Goal of the exercise
Write out each line exactly as it stands, please.

━━ Material provided

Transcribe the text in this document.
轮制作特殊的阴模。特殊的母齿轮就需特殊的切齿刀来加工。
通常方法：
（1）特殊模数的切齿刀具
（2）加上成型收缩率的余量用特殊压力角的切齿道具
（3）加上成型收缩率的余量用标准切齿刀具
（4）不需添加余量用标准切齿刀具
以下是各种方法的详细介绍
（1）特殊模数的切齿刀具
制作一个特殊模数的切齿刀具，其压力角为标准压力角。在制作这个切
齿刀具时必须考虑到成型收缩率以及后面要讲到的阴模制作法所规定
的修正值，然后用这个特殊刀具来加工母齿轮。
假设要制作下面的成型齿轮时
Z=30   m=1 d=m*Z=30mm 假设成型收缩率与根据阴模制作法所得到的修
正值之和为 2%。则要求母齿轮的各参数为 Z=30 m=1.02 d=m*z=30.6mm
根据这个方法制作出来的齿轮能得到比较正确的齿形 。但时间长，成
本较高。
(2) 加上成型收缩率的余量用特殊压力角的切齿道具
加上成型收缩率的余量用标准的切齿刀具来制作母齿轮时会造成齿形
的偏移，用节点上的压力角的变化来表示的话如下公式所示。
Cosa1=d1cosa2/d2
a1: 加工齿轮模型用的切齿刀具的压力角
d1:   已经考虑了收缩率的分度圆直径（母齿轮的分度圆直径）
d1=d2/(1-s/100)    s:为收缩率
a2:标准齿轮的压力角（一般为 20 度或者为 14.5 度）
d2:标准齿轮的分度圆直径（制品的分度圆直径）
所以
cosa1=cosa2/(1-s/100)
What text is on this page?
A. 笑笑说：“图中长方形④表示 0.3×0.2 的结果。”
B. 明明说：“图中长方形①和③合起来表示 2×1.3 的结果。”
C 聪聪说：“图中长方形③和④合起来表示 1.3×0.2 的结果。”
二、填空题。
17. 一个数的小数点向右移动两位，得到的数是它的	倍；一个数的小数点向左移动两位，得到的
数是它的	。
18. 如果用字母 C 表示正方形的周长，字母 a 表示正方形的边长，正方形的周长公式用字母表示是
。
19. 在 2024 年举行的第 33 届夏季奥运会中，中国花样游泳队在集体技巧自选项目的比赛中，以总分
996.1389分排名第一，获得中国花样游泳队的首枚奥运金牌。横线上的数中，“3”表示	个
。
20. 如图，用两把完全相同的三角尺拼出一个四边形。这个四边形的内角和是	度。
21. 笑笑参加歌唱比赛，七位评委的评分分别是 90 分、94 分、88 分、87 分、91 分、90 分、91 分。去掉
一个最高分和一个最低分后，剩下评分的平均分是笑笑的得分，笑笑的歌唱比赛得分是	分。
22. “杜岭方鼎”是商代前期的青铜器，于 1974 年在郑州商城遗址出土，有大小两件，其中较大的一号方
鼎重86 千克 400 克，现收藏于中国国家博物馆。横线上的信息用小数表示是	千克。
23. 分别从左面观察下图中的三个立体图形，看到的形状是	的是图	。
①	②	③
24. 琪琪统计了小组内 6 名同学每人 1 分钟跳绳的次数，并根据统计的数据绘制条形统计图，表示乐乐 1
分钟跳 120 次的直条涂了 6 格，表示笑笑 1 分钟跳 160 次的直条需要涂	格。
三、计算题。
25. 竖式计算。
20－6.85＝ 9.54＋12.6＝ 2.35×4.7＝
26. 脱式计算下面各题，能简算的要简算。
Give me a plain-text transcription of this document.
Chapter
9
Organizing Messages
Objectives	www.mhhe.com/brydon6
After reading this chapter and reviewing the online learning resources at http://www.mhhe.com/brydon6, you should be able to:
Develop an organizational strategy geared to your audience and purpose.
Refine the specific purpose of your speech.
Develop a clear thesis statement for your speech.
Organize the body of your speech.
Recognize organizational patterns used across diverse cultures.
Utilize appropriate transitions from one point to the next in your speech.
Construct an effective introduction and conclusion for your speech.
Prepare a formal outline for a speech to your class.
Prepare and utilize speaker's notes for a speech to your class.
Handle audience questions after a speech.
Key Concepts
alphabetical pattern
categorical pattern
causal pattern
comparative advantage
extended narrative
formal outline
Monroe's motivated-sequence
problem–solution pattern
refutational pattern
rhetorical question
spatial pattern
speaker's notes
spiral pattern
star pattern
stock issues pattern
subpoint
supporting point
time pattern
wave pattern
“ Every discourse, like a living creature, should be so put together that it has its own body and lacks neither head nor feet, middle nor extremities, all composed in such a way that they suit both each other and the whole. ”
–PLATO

━━━━

Solution for this exercise
Transcribe the text in this document.
轮制作特殊的阴模。特殊的母齿轮就需特殊的切齿刀来加工。
通常方法：
（1）特殊模数的切齿刀具
（2）加上成型收缩率的余量用特殊压力角的切齿道具
（3）加上成型收缩率的余量用标准切齿刀具
（4）不需添加余量用标准切齿刀具
以下是各种方法的详细介绍
（1）特殊模数的切齿刀具
制作一个特殊模数的切齿刀具，其压力角为标准压力角。在制作这个切
齿刀具时必须考虑到成型收缩率以及后面要讲到的阴模制作法所规定
的修正值，然后用这个特殊刀具来加工母齿轮。
假设要制作下面的成型齿轮时
Z=30   m=1 d=m*Z=30mm 假设成型收缩率与根据阴模制作法所得到的修
正值之和为 2%。则要求母齿轮的各参数为 Z=30 m=1.02 d=m*z=30.6mm
根据这个方法制作出来的齿轮能得到比较正确的齿形 。但时间长，成
本较高。
(2) 加上成型收缩率的余量用特殊压力角的切齿道具
加上成型收缩率的余量用标准的切齿刀具来制作母齿轮时会造成齿形
的偏移，用节点上的压力角的变化来表示的话如下公式所示。
Cosa1=d1cosa2/d2
a1: 加工齿轮模型用的切齿刀具的压力角
d1:   已经考虑了收缩率的分度圆直径（母齿轮的分度圆直径）
d1=d2/(1-s/100)    s:为收缩率
a2:标准齿轮的压力角（一般为 20 度或者为 14.5 度）
d2:标准齿轮的分度圆直径（制品的分度圆直径）
所以
cosa1=cosa2/(1-s/100)
What text is on this page?
A. 笑笑说：“图中长方形④表示 0.3×0.2 的结果。”
B. 明明说：“图中长方形①和③合起来表示 2×1.3 的结果。”
C 聪聪说：“图中长方形③和④合起来表示 1.3×0.2 的结果。”
二、填空题。
17. 一个数的小数点向右移动两位，得到的数是它的	倍；一个数的小数点向左移动两位，得到的
数是它的	。
18. 如果用字母 C 表示正方形的周长，字母 a 表示正方形的边长，正方形的周长公式用字母表示是
。
19. 在 2024 年举行的第 33 届夏季奥运会中，中国花样游泳队在集体技巧自选项目的比赛中，以总分
996.1389分排名第一，获得中国花样游泳队的首枚奥运金牌。横线上的数中，“3”表示	个
。
20. 如图，用两把完全相同的三角尺拼出一个四边形。这个四边形的内角和是	度。
21. 笑笑参加歌唱比赛，七位评委的评分分别是 90 分、94 分、88 分、87 分、91 分、90 分、91 分。去掉
一个最高分和一个最低分后，剩下评分的平均分是笑笑的得分，笑笑的歌唱比赛得分是	分。
22. “杜岭方鼎”是商代前期的青铜器，于 1974 年在郑州商城遗址出土，有大小两件，其中较大的一号方
鼎重86 千克 400 克，现收藏于中国国家博物馆。横线上的信息用小数表示是	千克。
23. 分别从左面观察下图中的三个立体图形，看到的形状是	的是图	。
①	②	③
24. 琪琪统计了小组内 6 名同学每人 1 分钟跳绳的次数，并根据统计的数据绘制条形统计图，表示乐乐 1
分钟跳 120 次的直条涂了 6 格，表示笑笑 1 分钟跳 160 次的直条需要涂	格。
三、计算题。
25. 竖式计算。
20－6.85＝ 9.54＋12.6＝ 2.35×4.7＝
26. 脱式计算下面各题，能简算的要简算。
Give me a plain-text transcription of this document.
Chapter
9
Organizing Messages
Objectives	www.mhhe.com/brydon6
After reading this chapter and reviewing the online learning resources at http://www.mhhe.com/brydon6, you should be able to:
Develop an organizational strategy geared to your audience and purpose.
Refine the specific purpose of your speech.
Develop a clear thesis statement for your speech.
Organize the body of your speech.
Recognize organizational patterns used across diverse cultures.
Utilize appropriate transitions from one point to the next in your speech.
Construct an effective introduction and conclusion for your speech.
Prepare a formal outline for a speech to your class.
Prepare and utilize speaker's notes for a speech to your class.
Handle audience questions after a speech.
Key Concepts
alphabetical pattern
categorical pattern
causal pattern
comparative advantage
extended narrative
formal outline
Monroe's motivated-sequence
problem–solution pattern
refutational pattern
rhetorical question
spatial pattern
speaker's notes
spiral pattern
star pattern
stock issues pattern
subpoint
supporting point
time pattern
wave pattern
“ Every discourse, like a living creature, should be so put together that it has its own body and lacks neither head nor feet, middle nor extremities, all composed in such a way that they suit both each other and the whole. ”
–PLATO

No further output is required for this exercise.